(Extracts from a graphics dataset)

--*--

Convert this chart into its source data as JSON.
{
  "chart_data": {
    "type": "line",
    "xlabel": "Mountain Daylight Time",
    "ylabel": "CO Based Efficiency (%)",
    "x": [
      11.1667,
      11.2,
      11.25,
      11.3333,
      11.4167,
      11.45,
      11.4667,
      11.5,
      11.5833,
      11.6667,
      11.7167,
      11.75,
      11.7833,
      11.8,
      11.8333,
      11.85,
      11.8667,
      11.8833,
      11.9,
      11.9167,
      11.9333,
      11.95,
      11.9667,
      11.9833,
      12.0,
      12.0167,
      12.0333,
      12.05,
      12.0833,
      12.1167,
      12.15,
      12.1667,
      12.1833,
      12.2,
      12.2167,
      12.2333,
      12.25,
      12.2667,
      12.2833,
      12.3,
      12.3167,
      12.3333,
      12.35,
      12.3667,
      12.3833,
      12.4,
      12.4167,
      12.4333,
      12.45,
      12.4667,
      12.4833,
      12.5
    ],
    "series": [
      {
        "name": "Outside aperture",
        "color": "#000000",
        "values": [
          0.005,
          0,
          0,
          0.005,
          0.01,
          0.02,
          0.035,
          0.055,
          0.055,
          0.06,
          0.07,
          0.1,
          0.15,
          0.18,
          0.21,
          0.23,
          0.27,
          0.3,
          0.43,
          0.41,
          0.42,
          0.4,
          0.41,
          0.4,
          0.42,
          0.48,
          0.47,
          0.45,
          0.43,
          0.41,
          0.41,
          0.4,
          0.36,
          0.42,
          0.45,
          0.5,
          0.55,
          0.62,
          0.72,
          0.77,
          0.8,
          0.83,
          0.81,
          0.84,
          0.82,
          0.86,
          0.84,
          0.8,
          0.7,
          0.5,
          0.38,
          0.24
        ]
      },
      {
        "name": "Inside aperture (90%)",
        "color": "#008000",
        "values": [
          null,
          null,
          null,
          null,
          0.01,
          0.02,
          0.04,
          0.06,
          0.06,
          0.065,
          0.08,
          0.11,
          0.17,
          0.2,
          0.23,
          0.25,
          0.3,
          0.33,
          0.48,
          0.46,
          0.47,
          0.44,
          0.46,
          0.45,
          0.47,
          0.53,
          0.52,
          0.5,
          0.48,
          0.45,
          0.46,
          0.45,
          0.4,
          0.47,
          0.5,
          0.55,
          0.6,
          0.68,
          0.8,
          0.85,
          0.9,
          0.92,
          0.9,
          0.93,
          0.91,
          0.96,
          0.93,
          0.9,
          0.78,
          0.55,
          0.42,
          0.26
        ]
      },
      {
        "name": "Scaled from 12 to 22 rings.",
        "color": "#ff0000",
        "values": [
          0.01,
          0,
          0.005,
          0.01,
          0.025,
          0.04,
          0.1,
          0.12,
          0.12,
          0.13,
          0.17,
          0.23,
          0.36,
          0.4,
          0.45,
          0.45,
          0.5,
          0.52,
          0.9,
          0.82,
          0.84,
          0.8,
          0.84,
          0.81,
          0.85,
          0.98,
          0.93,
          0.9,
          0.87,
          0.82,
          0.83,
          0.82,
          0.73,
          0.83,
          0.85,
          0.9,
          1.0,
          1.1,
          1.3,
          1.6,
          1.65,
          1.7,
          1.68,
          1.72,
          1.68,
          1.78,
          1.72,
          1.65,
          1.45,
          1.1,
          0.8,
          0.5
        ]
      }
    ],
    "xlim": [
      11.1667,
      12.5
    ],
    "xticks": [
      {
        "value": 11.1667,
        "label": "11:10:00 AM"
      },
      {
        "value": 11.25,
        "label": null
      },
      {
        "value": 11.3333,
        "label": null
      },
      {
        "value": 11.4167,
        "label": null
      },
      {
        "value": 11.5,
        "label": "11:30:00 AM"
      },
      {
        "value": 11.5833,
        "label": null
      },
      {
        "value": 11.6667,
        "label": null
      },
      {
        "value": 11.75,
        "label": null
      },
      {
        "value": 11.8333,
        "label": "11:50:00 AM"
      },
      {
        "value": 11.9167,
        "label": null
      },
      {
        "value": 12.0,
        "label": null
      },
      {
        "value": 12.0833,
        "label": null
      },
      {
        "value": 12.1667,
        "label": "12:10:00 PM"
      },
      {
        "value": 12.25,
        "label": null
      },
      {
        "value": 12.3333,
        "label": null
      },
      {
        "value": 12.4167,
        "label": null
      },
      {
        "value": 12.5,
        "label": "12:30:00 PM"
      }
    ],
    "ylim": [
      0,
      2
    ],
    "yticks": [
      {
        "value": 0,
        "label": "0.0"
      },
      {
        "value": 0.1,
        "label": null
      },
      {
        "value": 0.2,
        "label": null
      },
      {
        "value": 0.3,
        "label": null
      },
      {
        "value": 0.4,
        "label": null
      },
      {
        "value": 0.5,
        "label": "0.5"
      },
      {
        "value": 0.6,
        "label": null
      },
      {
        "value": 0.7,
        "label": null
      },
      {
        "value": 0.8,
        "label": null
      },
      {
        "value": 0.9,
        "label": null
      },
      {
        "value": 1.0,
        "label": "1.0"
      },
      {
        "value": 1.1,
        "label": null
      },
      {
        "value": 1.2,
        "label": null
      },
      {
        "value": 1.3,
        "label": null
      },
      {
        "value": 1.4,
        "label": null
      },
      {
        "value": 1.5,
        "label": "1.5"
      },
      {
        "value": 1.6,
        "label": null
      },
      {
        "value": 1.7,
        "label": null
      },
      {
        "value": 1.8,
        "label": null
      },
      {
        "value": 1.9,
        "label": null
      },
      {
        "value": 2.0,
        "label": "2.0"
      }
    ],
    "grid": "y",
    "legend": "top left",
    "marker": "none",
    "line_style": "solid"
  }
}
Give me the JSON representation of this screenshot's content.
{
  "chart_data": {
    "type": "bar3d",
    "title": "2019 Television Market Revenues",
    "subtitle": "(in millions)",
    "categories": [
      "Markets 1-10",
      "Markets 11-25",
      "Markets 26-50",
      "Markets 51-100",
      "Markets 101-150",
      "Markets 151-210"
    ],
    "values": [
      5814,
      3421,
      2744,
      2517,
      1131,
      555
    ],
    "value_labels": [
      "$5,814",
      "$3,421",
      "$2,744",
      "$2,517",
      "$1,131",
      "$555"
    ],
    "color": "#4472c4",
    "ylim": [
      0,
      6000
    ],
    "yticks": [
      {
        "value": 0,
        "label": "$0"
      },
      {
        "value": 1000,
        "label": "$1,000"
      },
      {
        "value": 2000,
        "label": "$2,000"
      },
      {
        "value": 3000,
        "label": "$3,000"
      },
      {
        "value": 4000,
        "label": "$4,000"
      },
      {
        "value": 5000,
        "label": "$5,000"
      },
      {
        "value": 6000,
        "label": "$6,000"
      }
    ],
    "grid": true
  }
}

--*--

» **WHAT YOU ARE ASKED TO DO**: Reproduce every line of the material above exactly.

» **ANSWER BELOW**:
Convert this chart into its source data as JSON.
{
  "chart_data": {
    "type": "line",
    "xlabel": "Mountain Daylight Time",
    "ylabel": "CO Based Efficiency (%)",
    "x": [
      11.1667,
      11.2,
      11.25,
      11.3333,
      11.4167,
      11.45,
      11.4667,
      11.5,
      11.5833,
      11.6667,
      11.7167,
      11.75,
      11.7833,
      11.8,
      11.8333,
      11.85,
      11.8667,
      11.8833,
      11.9,
      11.9167,
      11.9333,
      11.95,
      11.9667,
      11.9833,
      12.0,
      12.0167,
      12.0333,
      12.05,
      12.0833,
      12.1167,
      12.15,
      12.1667,
      12.1833,
      12.2,
      12.2167,
      12.2333,
      12.25,
      12.2667,
      12.2833,
      12.3,
      12.3167,
      12.3333,
      12.35,
      12.3667,
      12.3833,
      12.4,
      12.4167,
      12.4333,
      12.45,
      12.4667,
      12.4833,
      12.5
    ],
    "series": [
      {
        "name": "Outside aperture",
        "color": "#000000",
        "values": [
          0.005,
          0,
          0,
          0.005,
          0.01,
          0.02,
          0.035,
          0.055,
          0.055,
          0.06,
          0.07,
          0.1,
          0.15,
          0.18,
          0.21,
          0.23,
          0.27,
          0.3,
          0.43,
          0.41,
          0.42,
          0.4,
          0.41,
          0.4,
          0.42,
          0.48,
          0.47,
          0.45,
          0.43,
          0.41,
          0.41,
          0.4,
          0.36,
          0.42,
          0.45,
          0.5,
          0.55,
          0.62,
          0.72,
          0.77,
          0.8,
          0.83,
          0.81,
          0.84,
          0.82,
          0.86,
          0.84,
          0.8,
          0.7,
          0.5,
          0.38,
          0.24
        ]
      },
      {
        "name": "Inside aperture (90%)",
        "color": "#008000",
        "values": [
          null,
          null,
          null,
          null,
          0.01,
          0.02,
          0.04,
          0.06,
          0.06,
          0.065,
          0.08,
          0.11,
          0.17,
          0.2,
          0.23,
          0.25,
          0.3,
          0.33,
          0.48,
          0.46,
          0.47,
          0.44,
          0.46,
          0.45,
          0.47,
          0.53,
          0.52,
          0.5,
          0.48,
          0.45,
          0.46,
          0.45,
          0.4,
          0.47,
          0.5,
          0.55,
          0.6,
          0.68,
          0.8,
          0.85,
          0.9,
          0.92,
          0.9,
          0.93,
          0.91,
          0.96,
          0.93,
          0.9,
          0.78,
          0.55,
          0.42,
          0.26
        ]
      },
      {
        "name": "Scaled from 12 to 22 rings.",
        "color": "#ff0000",
        "values": [
          0.01,
          0,
          0.005,
          0.01,
          0.025,
          0.04,
          0.1,
          0.12,
          0.12,
          0.13,
          0.17,
          0.23,
          0.36,
          0.4,
          0.45,
          0.45,
          0.5,
          0.52,
          0.9,
          0.82,
          0.84,
          0.8,
          0.84,
          0.81,
          0.85,
          0.98,
          0.93,
          0.9,
          0.87,
          0.82,
          0.83,
          0.82,
          0.73,
          0.83,
          0.85,
          0.9,
          1.0,
          1.1,
          1.3,
          1.6,
          1.65,
          1.7,
          1.68,
          1.72,
          1.68,
          1.78,
          1.72,
          1.65,
          1.45,
          1.1,
          0.8,
          0.5
        ]
      }
    ],
    "xlim": [
      11.1667,
      12.5
    ],
    "xticks": [
      {
        "value": 11.1667,
        "label": "11:10:00 AM"
      },
      {
        "value": 11.25,
        "label": null
      },
      {
        "value": 11.3333,
        "label": null
      },
      {
        "value": 11.4167,
        "label": null
      },
      {
        "value": 11.5,
        "label": "11:30:00 AM"
      },
      {
        "value": 11.5833,
        "label": null
      },
      {
        "value": 11.6667,
        "label": null
      },
      {
        "value": 11.75,
        "label": null
      },
      {
        "value": 11.8333,
        "label": "11:50:00 AM"
      },
      {
        "value": 11.9167,
        "label": null
      },
      {
        "value": 12.0,
        "label": null
      },
      {
        "value": 12.0833,
        "label": null
      },
      {
        "value": 12.1667,
        "label": "12:10:00 PM"
      },
      {
        "value": 12.25,
        "label": null
      },
      {
        "value": 12.3333,
        "label": null
      },
      {
        "value": 12.4167,
        "label": null
      },
      {
        "value": 12.5,
        "label": "12:30:00 PM"
      }
    ],
    "ylim": [
      0,
      2
    ],
    "yticks": [
      {
        "value": 0,
        "label": "0.0"
      },
      {
        "value": 0.1,
        "label": null
      },
      {
        "value": 0.2,
        "label": null
      },
      {
        "value": 0.3,
        "label": null
      },
      {
        "value": 0.4,
        "label": null
      },
      {
        "value": 0.5,
        "label": "0.5"
      },
      {
        "value": 0.6,
        "label": null
      },
      {
        "value": 0.7,
        "label": null
      },
      {
        "value": 0.8,
        "label": null
      },
      {
        "value": 0.9,
        "label": null
      },
      {
        "value": 1.0,
        "label": "1.0"
      },
      {
        "value": 1.1,
        "label": null
      },
      {
        "value": 1.2,
        "label": null
      },
      {
        "value": 1.3,
        "label": null
      },
      {
        "value": 1.4,
        "label": null
      },
      {
        "value": 1.5,
        "label": "1.5"
      },
      {
        "value": 1.6,
        "label": null
      },
      {
        "value": 1.7,
        "label": null
      },
      {
        "value": 1.8,
        "label": null
      },
      {
        "value": 1.9,
        "label": null
      },
      {
        "value": 2.0,
        "label": "2.0"
      }
    ],
    "grid": "y",
    "legend": "top left",
    "marker": "none",
    "line_style": "solid"
  }
}
Give me the JSON representation of this screenshot's content.
{
  "chart_data": {
    "type": "bar3d",
    "title": "2019 Television Market Revenues",
    "subtitle": "(in millions)",
    "categories": [
      "Markets 1-10",
      "Markets 11-25",
      "Markets 26-50",
      "Markets 51-100",
      "Markets 101-150",
      "Markets 151-210"
    ],
    "values": [
      5814,
      3421,
      2744,
      2517,
      1131,
      555
    ],
    "value_labels": [
      "$5,814",
      "$3,421",
      "$2,744",
      "$2,517",
      "$1,131",
      "$555"
    ],
    "color": "#4472c4",
    "ylim": [
      0,
      6000
    ],
    "yticks": [
      {
        "value": 0,
        "label": "$0"
      },
      {
        "value": 1000,
        "label": "$1,000"
      },
      {
        "value": 2000,
        "label": "$2,000"
      },
      {
        "value": 3000,
        "label": "$3,000"
      },
      {
        "value": 4000,
        "label": "$4,000"
      },
      {
        "value": 5000,
        "label": "$5,000"
      },
      {
        "value": 6000,
        "label": "$6,000"
      }
    ],
    "grid": true
  }
}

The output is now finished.